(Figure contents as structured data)
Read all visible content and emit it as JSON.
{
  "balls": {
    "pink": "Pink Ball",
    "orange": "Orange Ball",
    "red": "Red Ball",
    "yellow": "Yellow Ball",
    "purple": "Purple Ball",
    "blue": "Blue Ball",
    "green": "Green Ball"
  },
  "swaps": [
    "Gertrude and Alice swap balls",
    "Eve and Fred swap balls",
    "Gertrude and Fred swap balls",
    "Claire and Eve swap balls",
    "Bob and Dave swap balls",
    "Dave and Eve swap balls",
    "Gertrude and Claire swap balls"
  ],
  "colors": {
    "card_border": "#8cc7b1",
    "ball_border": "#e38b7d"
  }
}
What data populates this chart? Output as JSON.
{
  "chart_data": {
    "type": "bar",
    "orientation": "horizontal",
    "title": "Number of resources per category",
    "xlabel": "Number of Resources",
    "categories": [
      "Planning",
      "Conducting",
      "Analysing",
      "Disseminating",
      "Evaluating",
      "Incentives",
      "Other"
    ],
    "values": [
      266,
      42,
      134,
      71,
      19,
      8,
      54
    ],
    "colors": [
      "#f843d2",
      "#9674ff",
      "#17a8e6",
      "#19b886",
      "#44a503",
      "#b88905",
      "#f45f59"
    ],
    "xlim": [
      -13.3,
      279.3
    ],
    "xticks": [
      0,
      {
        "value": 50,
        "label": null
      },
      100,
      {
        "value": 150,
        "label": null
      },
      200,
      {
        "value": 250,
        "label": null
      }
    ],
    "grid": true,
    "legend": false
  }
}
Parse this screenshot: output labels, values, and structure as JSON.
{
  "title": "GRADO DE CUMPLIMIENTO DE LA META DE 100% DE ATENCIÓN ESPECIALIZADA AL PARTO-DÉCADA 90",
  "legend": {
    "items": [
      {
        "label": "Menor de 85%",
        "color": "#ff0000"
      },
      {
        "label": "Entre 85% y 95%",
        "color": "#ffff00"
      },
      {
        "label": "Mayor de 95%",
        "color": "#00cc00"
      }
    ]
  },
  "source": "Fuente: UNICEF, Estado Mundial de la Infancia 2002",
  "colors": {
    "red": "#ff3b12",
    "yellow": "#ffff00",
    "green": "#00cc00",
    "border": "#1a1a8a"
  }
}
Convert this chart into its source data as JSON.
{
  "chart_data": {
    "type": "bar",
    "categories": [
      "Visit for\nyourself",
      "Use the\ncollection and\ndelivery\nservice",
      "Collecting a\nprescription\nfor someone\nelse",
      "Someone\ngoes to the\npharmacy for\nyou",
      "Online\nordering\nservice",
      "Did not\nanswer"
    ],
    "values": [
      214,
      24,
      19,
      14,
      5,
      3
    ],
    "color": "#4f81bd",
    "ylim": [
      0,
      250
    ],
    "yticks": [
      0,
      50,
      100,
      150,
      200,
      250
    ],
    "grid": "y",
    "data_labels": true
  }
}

Required work: Every entry needs to be retyped exactly.

Solution:
Read all visible content and emit it as JSON.
{
  "balls": {
    "pink": "Pink Ball",
    "orange": "Orange Ball",
    "red": "Red Ball",
    "yellow": "Yellow Ball",
    "purple": "Purple Ball",
    "blue": "Blue Ball",
    "green": "Green Ball"
  },
  "swaps": [
    "Gertrude and Alice swap balls",
    "Eve and Fred swap balls",
    "Gertrude and Fred swap balls",
    "Claire and Eve swap balls",
    "Bob and Dave swap balls",
    "Dave and Eve swap balls",
    "Gertrude and Claire swap balls"
  ],
  "colors": {
    "card_border": "#8cc7b1",
    "ball_border": "#e38b7d"
  }
}
What data populates this chart? Output as JSON.
{
  "chart_data": {
    "type": "bar",
    "orientation": "horizontal",
    "title": "Number of resources per category",
    "xlabel": "Number of Resources",
    "categories": [
      "Planning",
      "Conducting",
      "Analysing",
      "Disseminating",
      "Evaluating",
      "Incentives",
      "Other"
    ],
    "values": [
      266,
      42,
      134,
      71,
      19,
      8,
      54
    ],
    "colors": [
      "#f843d2",
      "#9674ff",
      "#17a8e6",
      "#19b886",
      "#44a503",
      "#b88905",
      "#f45f59"
    ],
    "xlim": [
      -13.3,
      279.3
    ],
    "xticks": [
      0,
      {
        "value": 50,
        "label": null
      },
      100,
      {
        "value": 150,
        "label": null
      },
      200,
      {
        "value": 250,
        "label": null
      }
    ],
    "grid": true,
    "legend": false
  }
}
Parse this screenshot: output labels, values, and structure as JSON.
{
  "title": "GRADO DE CUMPLIMIENTO DE LA META DE 100% DE ATENCIÓN ESPECIALIZADA AL PARTO-DÉCADA 90",
  "legend": {
    "items": [
      {
        "label": "Menor de 85%",
        "color": "#ff0000"
      },
      {
        "label": "Entre 85% y 95%",
        "color": "#ffff00"
      },
      {
        "label": "Mayor de 95%",
        "color": "#00cc00"
      }
    ]
  },
  "source": "Fuente: UNICEF, Estado Mundial de la Infancia 2002",
  "colors": {
    "red": "#ff3b12",
    "yellow": "#ffff00",
    "green": "#00cc00",
    "border": "#1a1a8a"
  }
}
Convert this chart into its source data as JSON.
{
  "chart_data": {
    "type": "bar",
    "categories": [
      "Visit for\nyourself",
      "Use the\ncollection and\ndelivery\nservice",
      "Collecting a\nprescription\nfor someone\nelse",
      "Someone\ngoes to the\npharmacy for\nyou",
      "Online\nordering\nservice",
      "Did not\nanswer"
    ],
    "values": [
      214,
      24,
      19,
      14,
      5,
      3
    ],
    "color": "#4f81bd",
    "ylim": [
      0,
      250
    ],
    "yticks": [
      0,
      50,
      100,
      150,
      200,
      250
    ],
    "grid": "y",
    "data_labels": true
  }
}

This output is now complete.